What you are asked to do: Go through the material and tally the lines containing the string "times". Give the total alone.
** Begin Record extracts **
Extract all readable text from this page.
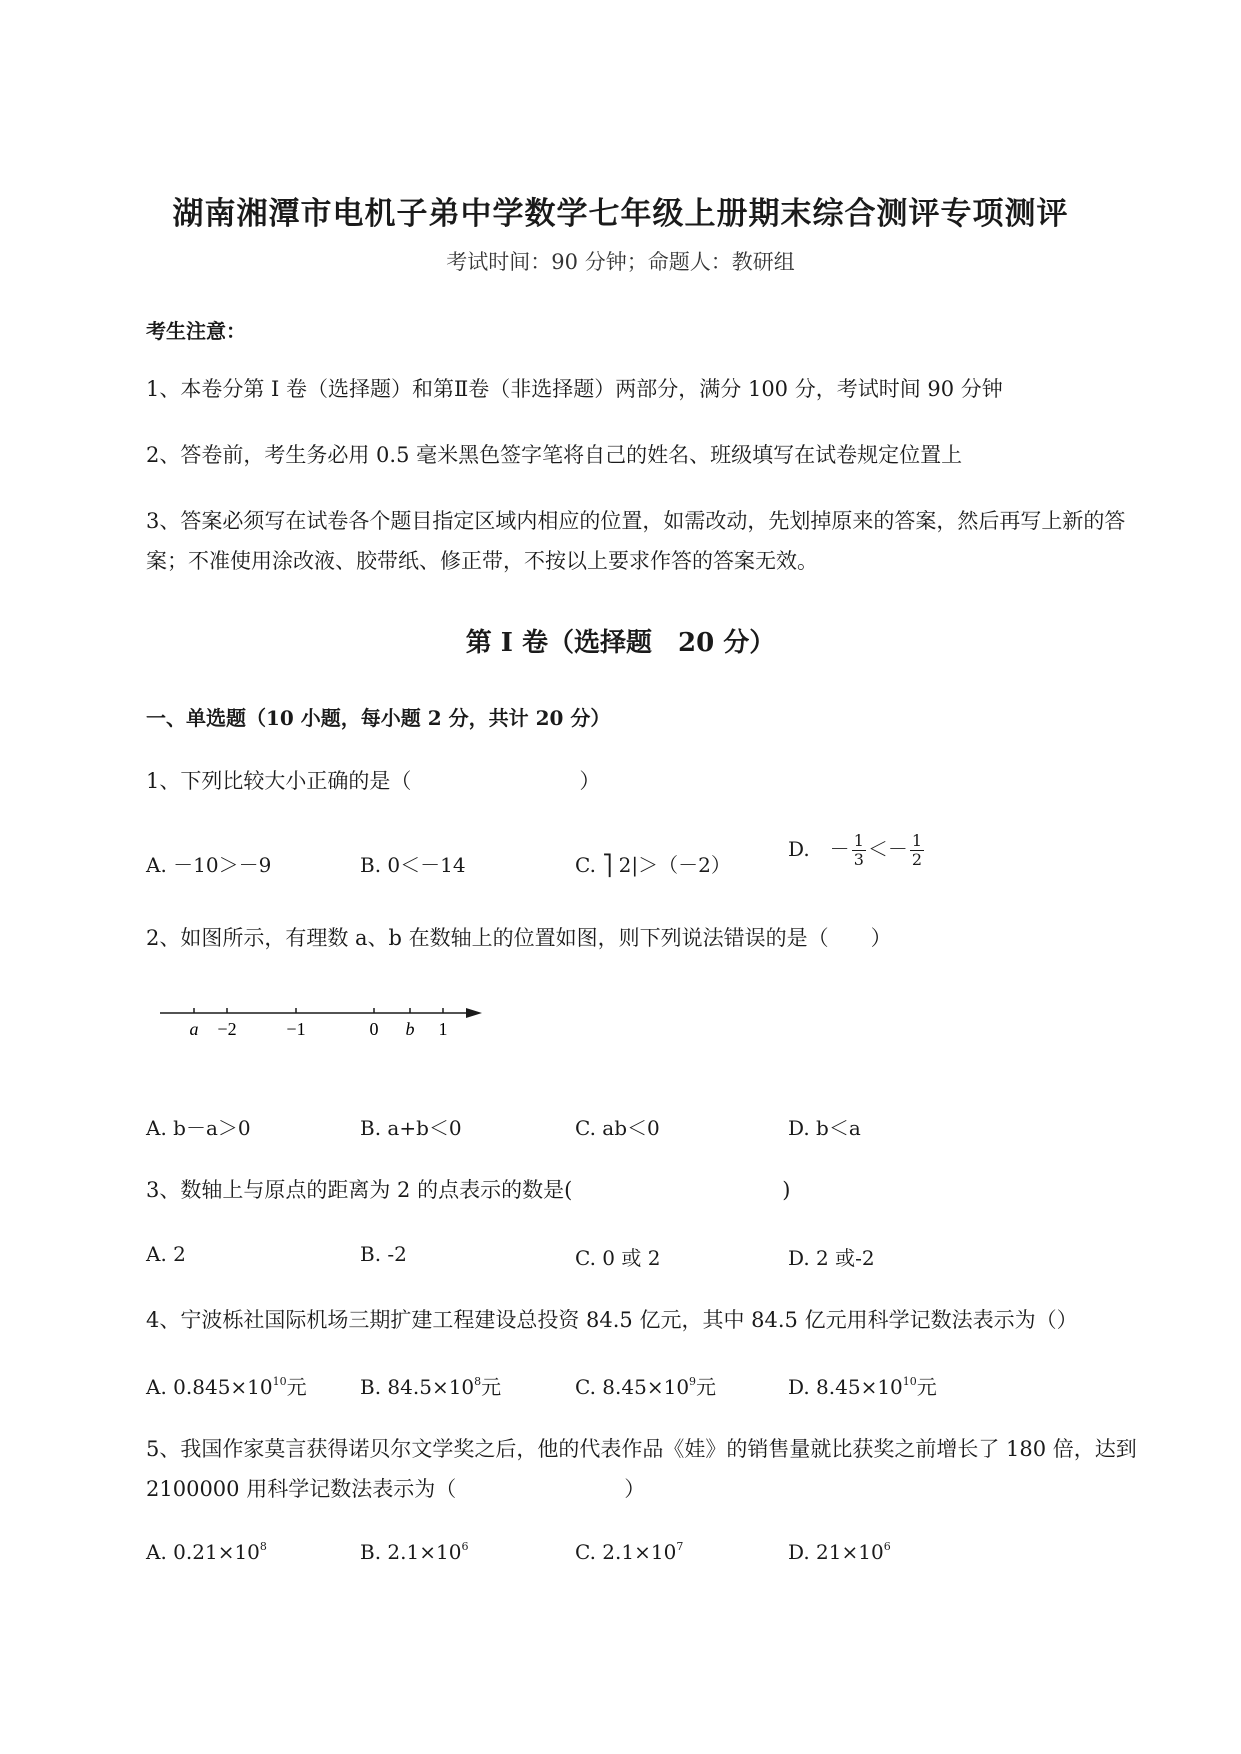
湖南湘潭市电机子弟中学数学七年级上册期末综合测评专项测评
考试时间：90 分钟；命题人：教研组
考生注意：
1、本卷分第 I 卷（选择题）和第Ⅱ卷（非选择题）两部分，满分 100 分，考试时间 90 分钟
2、答卷前，考生务必用 0.5 毫米黑色签字笔将自己的姓名、班级填写在试卷规定位置上
3、答案必须写在试卷各个题目指定区域内相应的位置，如需改动，先划掉原来的答案，然后再写上新的答案；不准使用涂改液、胶带纸、修正带，不按以上要求作答的答案无效。
第 I 卷（选择题　20 分）
一、单选题（10 小题，每小题 2 分，共计 20 分）
1、下列比较大小正确的是（　　　　　　　　）
A. －10＞－9	B. 0＜－14	C. ⎤ 2|＞（－2）
D.　－ $\frac{1}{3} <- \frac{1}{2}$
2、如图所示，有理数 a、b 在数轴上的位置如图，则下列说法错误的是（　　）
a −2	−1	0 b 1
A. b－a＞0	B. a+b＜0	C. ab＜0	D. b＜a
3、数轴上与原点的距离为 2 的点表示的数是(　　　　　　　　　　)
A. 2	B. -2	C. 0 或 2	D. 2 或-2
4、宁波栎社国际机场三期扩建工程建设总投资 84.5 亿元，其中 84.5 亿元用科学记数法表示为（）
A. $0.845\times 10^{10}$元	B. $84.5\times 10^8$元	C. $8.45\times 10^9$元	D. $8.45\times 10^{10}$元
5、我国作家莫言获得诺贝尔文学奖之后，他的代表作品《娃》的销售量就比获奖之前增长了 180 倍，达到 2100000 用科学记数法表示为（　　　　　　　　）
A. $0.21\times 10^8$	B. $2.1\times 10^6$	C. $2.1\times 10^7$	D. $21\times 10^6$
** End Record extracts **
Reply: 2